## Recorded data
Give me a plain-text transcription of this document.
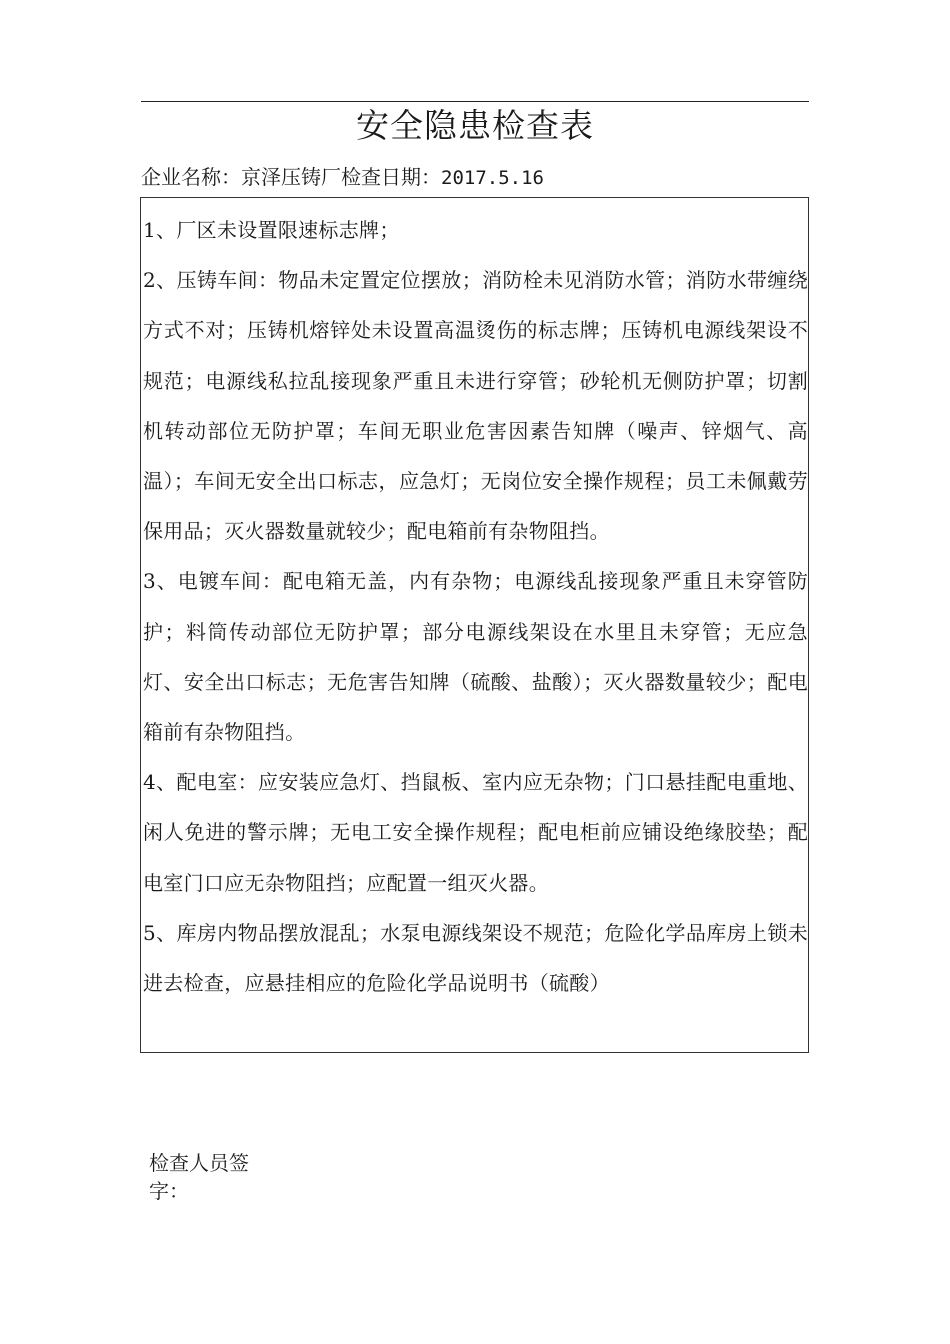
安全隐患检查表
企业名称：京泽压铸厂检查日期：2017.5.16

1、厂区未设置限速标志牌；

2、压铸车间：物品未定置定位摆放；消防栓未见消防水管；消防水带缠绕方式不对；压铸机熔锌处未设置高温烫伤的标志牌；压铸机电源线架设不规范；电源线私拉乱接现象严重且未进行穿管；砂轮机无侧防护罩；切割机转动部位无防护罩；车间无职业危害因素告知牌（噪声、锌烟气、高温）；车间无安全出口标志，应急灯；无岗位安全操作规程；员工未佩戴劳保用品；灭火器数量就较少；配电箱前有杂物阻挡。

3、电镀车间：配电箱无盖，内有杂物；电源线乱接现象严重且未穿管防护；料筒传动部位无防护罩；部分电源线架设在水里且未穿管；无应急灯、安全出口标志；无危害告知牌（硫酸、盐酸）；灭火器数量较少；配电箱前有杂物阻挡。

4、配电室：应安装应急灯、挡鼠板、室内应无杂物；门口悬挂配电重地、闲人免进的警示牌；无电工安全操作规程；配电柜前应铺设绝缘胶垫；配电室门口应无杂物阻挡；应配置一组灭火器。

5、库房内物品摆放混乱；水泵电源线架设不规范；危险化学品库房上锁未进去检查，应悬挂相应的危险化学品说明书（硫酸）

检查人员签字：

## What to do
Restate each entry word for word, please, but drop any images it holds.

## Final result
Give me a plain-text transcription of this document.
安全隐患检查表
企业名称：京泽压铸厂检查日期：2017.5.16

1、厂区未设置限速标志牌；

2、压铸车间：物品未定置定位摆放；消防栓未见消防水管；消防水带缠绕方式不对；压铸机熔锌处未设置高温烫伤的标志牌；压铸机电源线架设不规范；电源线私拉乱接现象严重且未进行穿管；砂轮机无侧防护罩；切割机转动部位无防护罩；车间无职业危害因素告知牌（噪声、锌烟气、高温）；车间无安全出口标志，应急灯；无岗位安全操作规程；员工未佩戴劳保用品；灭火器数量就较少；配电箱前有杂物阻挡。

3、电镀车间：配电箱无盖，内有杂物；电源线乱接现象严重且未穿管防护；料筒传动部位无防护罩；部分电源线架设在水里且未穿管；无应急灯、安全出口标志；无危害告知牌（硫酸、盐酸）；灭火器数量较少；配电箱前有杂物阻挡。

4、配电室：应安装应急灯、挡鼠板、室内应无杂物；门口悬挂配电重地、闲人免进的警示牌；无电工安全操作规程；配电柜前应铺设绝缘胶垫；配电室门口应无杂物阻挡；应配置一组灭火器。

5、库房内物品摆放混乱；水泵电源线架设不规范；危险化学品库房上锁未进去检查，应悬挂相应的危险化学品说明书（硫酸）

检查人员签字：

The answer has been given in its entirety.